*** Data for the task
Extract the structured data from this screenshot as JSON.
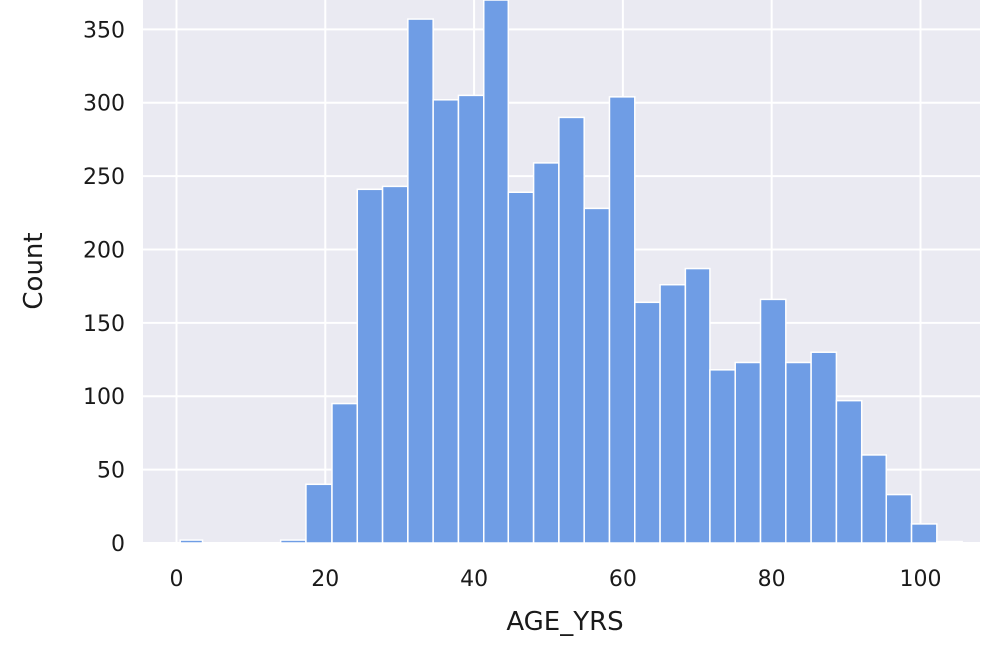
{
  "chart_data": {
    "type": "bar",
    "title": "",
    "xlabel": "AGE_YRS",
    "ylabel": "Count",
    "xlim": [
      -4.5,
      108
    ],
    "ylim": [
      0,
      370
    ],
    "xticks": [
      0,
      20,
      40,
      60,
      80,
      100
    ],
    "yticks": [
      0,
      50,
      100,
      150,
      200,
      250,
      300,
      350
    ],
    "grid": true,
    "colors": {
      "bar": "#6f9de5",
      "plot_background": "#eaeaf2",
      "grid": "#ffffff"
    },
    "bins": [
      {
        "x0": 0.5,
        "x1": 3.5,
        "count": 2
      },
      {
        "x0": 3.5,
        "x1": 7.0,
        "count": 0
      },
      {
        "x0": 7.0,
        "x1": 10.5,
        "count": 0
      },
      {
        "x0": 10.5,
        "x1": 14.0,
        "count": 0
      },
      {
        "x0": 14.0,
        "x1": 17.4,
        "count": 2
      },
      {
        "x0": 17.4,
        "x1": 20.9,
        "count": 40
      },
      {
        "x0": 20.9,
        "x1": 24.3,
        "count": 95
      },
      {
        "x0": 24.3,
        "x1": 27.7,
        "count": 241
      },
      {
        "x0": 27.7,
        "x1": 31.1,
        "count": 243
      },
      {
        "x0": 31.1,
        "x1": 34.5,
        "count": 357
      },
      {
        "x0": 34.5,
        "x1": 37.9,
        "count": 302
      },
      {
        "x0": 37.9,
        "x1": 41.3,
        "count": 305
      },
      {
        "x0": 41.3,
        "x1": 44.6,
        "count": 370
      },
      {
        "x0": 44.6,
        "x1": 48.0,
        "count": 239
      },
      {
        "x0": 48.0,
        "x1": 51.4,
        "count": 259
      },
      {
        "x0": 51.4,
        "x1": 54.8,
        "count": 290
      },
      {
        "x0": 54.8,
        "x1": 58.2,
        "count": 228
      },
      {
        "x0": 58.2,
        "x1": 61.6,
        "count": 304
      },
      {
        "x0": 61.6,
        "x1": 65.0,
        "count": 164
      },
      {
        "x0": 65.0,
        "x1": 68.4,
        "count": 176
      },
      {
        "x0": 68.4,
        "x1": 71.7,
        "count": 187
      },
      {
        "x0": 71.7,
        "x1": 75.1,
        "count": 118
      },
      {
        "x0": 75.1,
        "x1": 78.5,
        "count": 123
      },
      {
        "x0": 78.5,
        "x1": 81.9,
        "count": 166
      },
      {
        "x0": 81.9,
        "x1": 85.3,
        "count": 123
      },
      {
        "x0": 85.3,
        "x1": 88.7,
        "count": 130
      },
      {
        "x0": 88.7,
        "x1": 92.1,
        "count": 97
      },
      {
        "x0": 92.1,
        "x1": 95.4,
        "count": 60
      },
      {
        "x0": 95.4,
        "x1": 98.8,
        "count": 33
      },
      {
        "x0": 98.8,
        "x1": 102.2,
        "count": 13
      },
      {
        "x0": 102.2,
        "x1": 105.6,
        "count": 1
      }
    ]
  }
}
******
Problem details: Repeat the material above in full and exactly, omitting the pictures.

Finished task:
Extract the structured data from this screenshot as JSON.
{
  "chart_data": {
    "type": "bar",
    "title": "",
    "xlabel": "AGE_YRS",
    "ylabel": "Count",
    "xlim": [
      -4.5,
      108
    ],
    "ylim": [
      0,
      370
    ],
    "xticks": [
      0,
      20,
      40,
      60,
      80,
      100
    ],
    "yticks": [
      0,
      50,
      100,
      150,
      200,
      250,
      300,
      350
    ],
    "grid": true,
    "colors": {
      "bar": "#6f9de5",
      "plot_background": "#eaeaf2",
      "grid": "#ffffff"
    },
    "bins": [
      {
        "x0": 0.5,
        "x1": 3.5,
        "count": 2
      },
      {
        "x0": 3.5,
        "x1": 7.0,
        "count": 0
      },
      {
        "x0": 7.0,
        "x1": 10.5,
        "count": 0
      },
      {
        "x0": 10.5,
        "x1": 14.0,
        "count": 0
      },
      {
        "x0": 14.0,
        "x1": 17.4,
        "count": 2
      },
      {
        "x0": 17.4,
        "x1": 20.9,
        "count": 40
      },
      {
        "x0": 20.9,
        "x1": 24.3,
        "count": 95
      },
      {
        "x0": 24.3,
        "x1": 27.7,
        "count": 241
      },
      {
        "x0": 27.7,
        "x1": 31.1,
        "count": 243
      },
      {
        "x0": 31.1,
        "x1": 34.5,
        "count": 357
      },
      {
        "x0": 34.5,
        "x1": 37.9,
        "count": 302
      },
      {
        "x0": 37.9,
        "x1": 41.3,
        "count": 305
      },
      {
        "x0": 41.3,
        "x1": 44.6,
        "count": 370
      },
      {
        "x0": 44.6,
        "x1": 48.0,
        "count": 239
      },
      {
        "x0": 48.0,
        "x1": 51.4,
        "count": 259
      },
      {
        "x0": 51.4,
        "x1": 54.8,
        "count": 290
      },
      {
        "x0": 54.8,
        "x1": 58.2,
        "count": 228
      },
      {
        "x0": 58.2,
        "x1": 61.6,
        "count": 304
      },
      {
        "x0": 61.6,
        "x1": 65.0,
        "count": 164
      },
      {
        "x0": 65.0,
        "x1": 68.4,
        "count": 176
      },
      {
        "x0": 68.4,
        "x1": 71.7,
        "count": 187
      },
      {
        "x0": 71.7,
        "x1": 75.1,
        "count": 118
      },
      {
        "x0": 75.1,
        "x1": 78.5,
        "count": 123
      },
      {
        "x0": 78.5,
        "x1": 81.9,
        "count": 166
      },
      {
        "x0": 81.9,
        "x1": 85.3,
        "count": 123
      },
      {
        "x0": 85.3,
        "x1": 88.7,
        "count": 130
      },
      {
        "x0": 88.7,
        "x1": 92.1,
        "count": 97
      },
      {
        "x0": 92.1,
        "x1": 95.4,
        "count": 60
      },
      {
        "x0": 95.4,
        "x1": 98.8,
        "count": 33
      },
      {
        "x0": 98.8,
        "x1": 102.2,
        "count": 13
      },
      {
        "x0": 102.2,
        "x1": 105.6,
        "count": 1
      }
    ]
  }
}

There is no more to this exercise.